───── WORKING DATA
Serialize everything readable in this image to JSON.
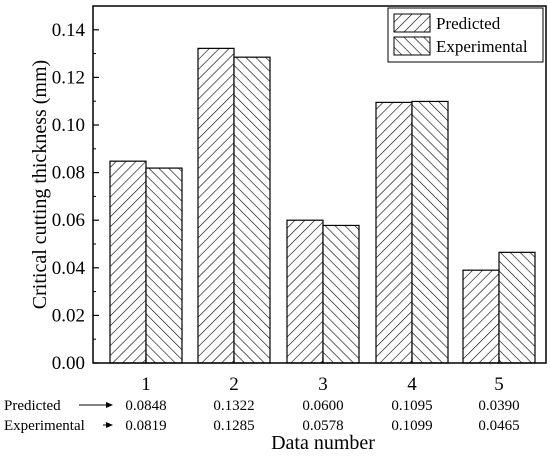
{
  "chart_data": {
    "type": "bar",
    "xlabel": "Data number",
    "ylabel": "Critical cutting thickness (mm)",
    "categories": [
      "1",
      "2",
      "3",
      "4",
      "5"
    ],
    "ylim": [
      0,
      0.15
    ],
    "yticks": [
      "0.00",
      "0.02",
      "0.04",
      "0.06",
      "0.08",
      "0.10",
      "0.12",
      "0.14"
    ],
    "grid": false,
    "legend_position": "top-right",
    "series": [
      {
        "name": "Predicted",
        "values": [
          0.0848,
          0.1322,
          0.06,
          0.1095,
          0.039
        ],
        "hatch": "forward-diagonal"
      },
      {
        "name": "Experimental",
        "values": [
          0.0819,
          0.1285,
          0.0578,
          0.1099,
          0.0465
        ],
        "hatch": "backward-diagonal"
      }
    ],
    "value_table": {
      "rows": [
        {
          "label": "Predicted",
          "values": [
            "0.0848",
            "0.1322",
            "0.0600",
            "0.1095",
            "0.0390"
          ]
        },
        {
          "label": "Experimental",
          "values": [
            "0.0819",
            "0.1285",
            "0.0578",
            "0.1099",
            "0.0465"
          ]
        }
      ]
    },
    "colors": {
      "bar_fill": "#ffffff",
      "bar_stroke": "#000000",
      "hatch": "#000000"
    }
  }
}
──────────
Lines that include the word "Experimental" are to be extracted from the data above.

### RESULT BELOW
        "name": "Experimental",
          "label": "Experimental",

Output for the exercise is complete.